→ **GOAL OF THE EXERCISE**
Only the pictures are to be left out; set down the rest of the records exactly.

→ **EXERCISE INPUTS**
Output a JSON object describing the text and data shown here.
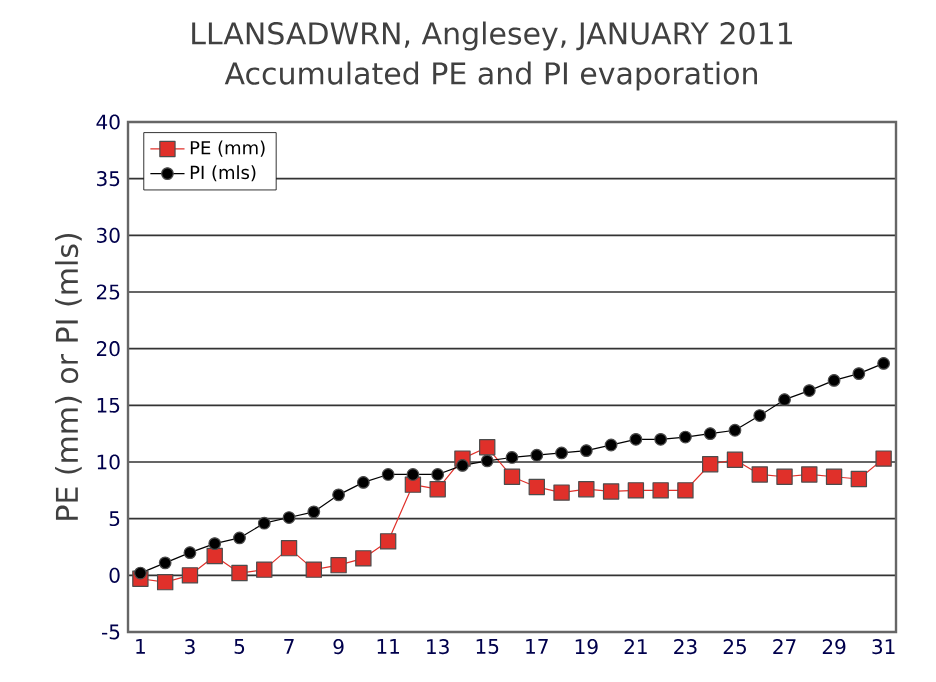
{
  "chart_data": {
    "type": "line",
    "title": "LLANSADWRN, Anglesey, JANUARY 2011",
    "subtitle": "Accumulated PE and PI evaporation",
    "ylabel": "PE (mm) or PI (mls)",
    "x": [
      1,
      2,
      3,
      4,
      5,
      6,
      7,
      8,
      9,
      10,
      11,
      12,
      13,
      14,
      15,
      16,
      17,
      18,
      19,
      20,
      21,
      22,
      23,
      24,
      25,
      26,
      27,
      28,
      29,
      30,
      31
    ],
    "series": [
      {
        "name": "PE (mm)",
        "color": "#e0302a",
        "marker": "square",
        "values": [
          -0.3,
          -0.6,
          0,
          1.7,
          0.2,
          0.5,
          2.4,
          0.5,
          0.9,
          1.5,
          3.0,
          8.0,
          7.6,
          10.3,
          11.3,
          8.7,
          7.8,
          7.3,
          7.6,
          7.4,
          7.5,
          7.5,
          7.5,
          9.8,
          10.2,
          8.9,
          8.7,
          8.9,
          8.7,
          8.5,
          10.3
        ]
      },
      {
        "name": "PI (mls)",
        "color": "#000000",
        "marker": "circle",
        "values": [
          0.2,
          1.1,
          2.0,
          2.8,
          3.3,
          4.6,
          5.1,
          5.6,
          7.1,
          8.2,
          8.9,
          8.9,
          8.9,
          9.7,
          10.1,
          10.4,
          10.6,
          10.8,
          11.0,
          11.5,
          12.0,
          12.0,
          12.2,
          12.5,
          12.8,
          14.1,
          15.5,
          16.3,
          17.2,
          17.8,
          18.7
        ]
      }
    ],
    "xlim": [
      0.5,
      31.5
    ],
    "xticks": [
      1,
      3,
      5,
      7,
      9,
      11,
      13,
      15,
      17,
      19,
      21,
      23,
      25,
      27,
      29,
      31
    ],
    "ylim": [
      -5,
      40
    ],
    "yticks": [
      -5,
      0,
      5,
      10,
      15,
      20,
      25,
      30,
      35,
      40
    ],
    "grid": "y",
    "legend": "top left",
    "line_style": "solid"
  }
}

→ **OUTPUT**
Output a JSON object describing the text and data shown here.
{
  "chart_data": {
    "type": "line",
    "title": "LLANSADWRN, Anglesey, JANUARY 2011",
    "subtitle": "Accumulated PE and PI evaporation",
    "ylabel": "PE (mm) or PI (mls)",
    "x": [
      1,
      2,
      3,
      4,
      5,
      6,
      7,
      8,
      9,
      10,
      11,
      12,
      13,
      14,
      15,
      16,
      17,
      18,
      19,
      20,
      21,
      22,
      23,
      24,
      25,
      26,
      27,
      28,
      29,
      30,
      31
    ],
    "series": [
      {
        "name": "PE (mm)",
        "color": "#e0302a",
        "marker": "square",
        "values": [
          -0.3,
          -0.6,
          0,
          1.7,
          0.2,
          0.5,
          2.4,
          0.5,
          0.9,
          1.5,
          3.0,
          8.0,
          7.6,
          10.3,
          11.3,
          8.7,
          7.8,
          7.3,
          7.6,
          7.4,
          7.5,
          7.5,
          7.5,
          9.8,
          10.2,
          8.9,
          8.7,
          8.9,
          8.7,
          8.5,
          10.3
        ]
      },
      {
        "name": "PI (mls)",
        "color": "#000000",
        "marker": "circle",
        "values": [
          0.2,
          1.1,
          2.0,
          2.8,
          3.3,
          4.6,
          5.1,
          5.6,
          7.1,
          8.2,
          8.9,
          8.9,
          8.9,
          9.7,
          10.1,
          10.4,
          10.6,
          10.8,
          11.0,
          11.5,
          12.0,
          12.0,
          12.2,
          12.5,
          12.8,
          14.1,
          15.5,
          16.3,
          17.2,
          17.8,
          18.7
        ]
      }
    ],
    "xlim": [
      0.5,
      31.5
    ],
    "xticks": [
      1,
      3,
      5,
      7,
      9,
      11,
      13,
      15,
      17,
      19,
      21,
      23,
      25,
      27,
      29,
      31
    ],
    "ylim": [
      -5,
      40
    ],
    "yticks": [
      -5,
      0,
      5,
      10,
      15,
      20,
      25,
      30,
      35,
      40
    ],
    "grid": "y",
    "legend": "top left",
    "line_style": "solid"
  }
}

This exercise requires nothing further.